**Aim of the task**
All of the entries need to be written out again, exactly as they are.

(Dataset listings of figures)
########################################
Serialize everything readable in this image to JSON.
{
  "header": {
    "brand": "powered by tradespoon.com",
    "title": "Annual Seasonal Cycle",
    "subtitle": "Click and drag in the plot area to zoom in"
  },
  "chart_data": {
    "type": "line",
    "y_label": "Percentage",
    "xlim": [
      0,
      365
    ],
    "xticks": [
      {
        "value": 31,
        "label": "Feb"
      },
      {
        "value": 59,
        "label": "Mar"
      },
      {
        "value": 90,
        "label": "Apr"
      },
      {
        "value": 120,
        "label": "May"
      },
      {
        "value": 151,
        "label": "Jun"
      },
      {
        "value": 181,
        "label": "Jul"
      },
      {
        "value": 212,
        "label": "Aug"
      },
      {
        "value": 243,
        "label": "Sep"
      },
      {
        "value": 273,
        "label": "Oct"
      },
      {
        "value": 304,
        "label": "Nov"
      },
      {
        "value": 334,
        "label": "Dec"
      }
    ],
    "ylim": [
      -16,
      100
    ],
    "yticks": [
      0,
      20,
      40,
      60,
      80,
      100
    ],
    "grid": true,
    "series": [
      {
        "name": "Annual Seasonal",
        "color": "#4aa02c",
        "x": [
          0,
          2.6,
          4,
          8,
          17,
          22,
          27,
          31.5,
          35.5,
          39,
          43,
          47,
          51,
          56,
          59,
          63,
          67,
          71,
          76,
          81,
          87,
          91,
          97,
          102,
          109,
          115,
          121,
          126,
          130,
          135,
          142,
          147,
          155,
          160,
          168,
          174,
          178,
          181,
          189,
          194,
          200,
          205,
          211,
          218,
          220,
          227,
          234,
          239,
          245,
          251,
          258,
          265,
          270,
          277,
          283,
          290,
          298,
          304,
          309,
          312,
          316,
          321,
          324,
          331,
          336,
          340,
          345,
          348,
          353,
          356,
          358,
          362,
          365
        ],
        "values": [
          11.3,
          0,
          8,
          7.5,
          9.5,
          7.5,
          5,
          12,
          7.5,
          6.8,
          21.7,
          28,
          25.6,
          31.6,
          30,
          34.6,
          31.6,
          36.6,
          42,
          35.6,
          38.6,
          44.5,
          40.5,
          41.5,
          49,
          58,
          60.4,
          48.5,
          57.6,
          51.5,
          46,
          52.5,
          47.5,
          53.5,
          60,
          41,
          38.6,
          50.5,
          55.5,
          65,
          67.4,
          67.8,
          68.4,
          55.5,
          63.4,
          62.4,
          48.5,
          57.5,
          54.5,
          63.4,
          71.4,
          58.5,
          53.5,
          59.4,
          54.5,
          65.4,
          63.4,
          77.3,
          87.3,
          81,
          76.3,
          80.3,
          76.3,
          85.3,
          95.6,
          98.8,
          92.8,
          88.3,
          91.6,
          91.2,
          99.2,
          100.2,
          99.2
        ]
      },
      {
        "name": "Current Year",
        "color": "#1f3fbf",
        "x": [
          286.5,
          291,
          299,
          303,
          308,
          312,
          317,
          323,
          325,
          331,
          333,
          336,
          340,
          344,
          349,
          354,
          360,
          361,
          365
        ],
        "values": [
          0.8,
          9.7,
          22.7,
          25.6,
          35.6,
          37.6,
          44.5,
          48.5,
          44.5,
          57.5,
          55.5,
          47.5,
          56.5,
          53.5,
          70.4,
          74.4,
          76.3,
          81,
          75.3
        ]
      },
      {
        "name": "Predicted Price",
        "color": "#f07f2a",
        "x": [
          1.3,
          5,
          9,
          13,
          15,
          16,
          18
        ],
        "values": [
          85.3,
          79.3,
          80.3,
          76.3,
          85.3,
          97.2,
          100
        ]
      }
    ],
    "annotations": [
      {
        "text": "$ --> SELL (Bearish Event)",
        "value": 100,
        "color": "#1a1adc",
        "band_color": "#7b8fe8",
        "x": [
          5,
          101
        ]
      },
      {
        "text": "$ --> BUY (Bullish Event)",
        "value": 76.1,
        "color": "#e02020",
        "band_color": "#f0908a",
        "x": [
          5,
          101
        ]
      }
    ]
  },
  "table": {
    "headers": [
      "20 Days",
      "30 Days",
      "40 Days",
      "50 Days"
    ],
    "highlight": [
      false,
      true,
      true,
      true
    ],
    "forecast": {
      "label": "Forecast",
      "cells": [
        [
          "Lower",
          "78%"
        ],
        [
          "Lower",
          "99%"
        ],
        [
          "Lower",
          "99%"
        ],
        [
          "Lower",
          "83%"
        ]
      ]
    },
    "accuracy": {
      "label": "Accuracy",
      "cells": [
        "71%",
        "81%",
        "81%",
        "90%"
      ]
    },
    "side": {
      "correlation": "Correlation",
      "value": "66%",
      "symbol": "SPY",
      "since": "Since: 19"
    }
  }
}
########################################
**Exercise result**
Serialize everything readable in this image to JSON.
{
  "header": {
    "brand": "powered by tradespoon.com",
    "title": "Annual Seasonal Cycle",
    "subtitle": "Click and drag in the plot area to zoom in"
  },
  "chart_data": {
    "type": "line",
    "y_label": "Percentage",
    "xlim": [
      0,
      365
    ],
    "xticks": [
      {
        "value": 31,
        "label": "Feb"
      },
      {
        "value": 59,
        "label": "Mar"
      },
      {
        "value": 90,
        "label": "Apr"
      },
      {
        "value": 120,
        "label": "May"
      },
      {
        "value": 151,
        "label": "Jun"
      },
      {
        "value": 181,
        "label": "Jul"
      },
      {
        "value": 212,
        "label": "Aug"
      },
      {
        "value": 243,
        "label": "Sep"
      },
      {
        "value": 273,
        "label": "Oct"
      },
      {
        "value": 304,
        "label": "Nov"
      },
      {
        "value": 334,
        "label": "Dec"
      }
    ],
    "ylim": [
      -16,
      100
    ],
    "yticks": [
      0,
      20,
      40,
      60,
      80,
      100
    ],
    "grid": true,
    "series": [
      {
        "name": "Annual Seasonal",
        "color": "#4aa02c",
        "x": [
          0,
          2.6,
          4,
          8,
          17,
          22,
          27,
          31.5,
          35.5,
          39,
          43,
          47,
          51,
          56,
          59,
          63,
          67,
          71,
          76,
          81,
          87,
          91,
          97,
          102,
          109,
          115,
          121,
          126,
          130,
          135,
          142,
          147,
          155,
          160,
          168,
          174,
          178,
          181,
          189,
          194,
          200,
          205,
          211,
          218,
          220,
          227,
          234,
          239,
          245,
          251,
          258,
          265,
          270,
          277,
          283,
          290,
          298,
          304,
          309,
          312,
          316,
          321,
          324,
          331,
          336,
          340,
          345,
          348,
          353,
          356,
          358,
          362,
          365
        ],
        "values": [
          11.3,
          0,
          8,
          7.5,
          9.5,
          7.5,
          5,
          12,
          7.5,
          6.8,
          21.7,
          28,
          25.6,
          31.6,
          30,
          34.6,
          31.6,
          36.6,
          42,
          35.6,
          38.6,
          44.5,
          40.5,
          41.5,
          49,
          58,
          60.4,
          48.5,
          57.6,
          51.5,
          46,
          52.5,
          47.5,
          53.5,
          60,
          41,
          38.6,
          50.5,
          55.5,
          65,
          67.4,
          67.8,
          68.4,
          55.5,
          63.4,
          62.4,
          48.5,
          57.5,
          54.5,
          63.4,
          71.4,
          58.5,
          53.5,
          59.4,
          54.5,
          65.4,
          63.4,
          77.3,
          87.3,
          81,
          76.3,
          80.3,
          76.3,
          85.3,
          95.6,
          98.8,
          92.8,
          88.3,
          91.6,
          91.2,
          99.2,
          100.2,
          99.2
        ]
      },
      {
        "name": "Current Year",
        "color": "#1f3fbf",
        "x": [
          286.5,
          291,
          299,
          303,
          308,
          312,
          317,
          323,
          325,
          331,
          333,
          336,
          340,
          344,
          349,
          354,
          360,
          361,
          365
        ],
        "values": [
          0.8,
          9.7,
          22.7,
          25.6,
          35.6,
          37.6,
          44.5,
          48.5,
          44.5,
          57.5,
          55.5,
          47.5,
          56.5,
          53.5,
          70.4,
          74.4,
          76.3,
          81,
          75.3
        ]
      },
      {
        "name": "Predicted Price",
        "color": "#f07f2a",
        "x": [
          1.3,
          5,
          9,
          13,
          15,
          16,
          18
        ],
        "values": [
          85.3,
          79.3,
          80.3,
          76.3,
          85.3,
          97.2,
          100
        ]
      }
    ],
    "annotations": [
      {
        "text": "$ --> SELL (Bearish Event)",
        "value": 100,
        "color": "#1a1adc",
        "band_color": "#7b8fe8",
        "x": [
          5,
          101
        ]
      },
      {
        "text": "$ --> BUY (Bullish Event)",
        "value": 76.1,
        "color": "#e02020",
        "band_color": "#f0908a",
        "x": [
          5,
          101
        ]
      }
    ]
  },
  "table": {
    "headers": [
      "20 Days",
      "30 Days",
      "40 Days",
      "50 Days"
    ],
    "highlight": [
      false,
      true,
      true,
      true
    ],
    "forecast": {
      "label": "Forecast",
      "cells": [
        [
          "Lower",
          "78%"
        ],
        [
          "Lower",
          "99%"
        ],
        [
          "Lower",
          "99%"
        ],
        [
          "Lower",
          "83%"
        ]
      ]
    },
    "accuracy": {
      "label": "Accuracy",
      "cells": [
        "71%",
        "81%",
        "81%",
        "90%"
      ]
    },
    "side": {
      "correlation": "Correlation",
      "value": "66%",
      "symbol": "SPY",
      "since": "Since: 19"
    }
  }
}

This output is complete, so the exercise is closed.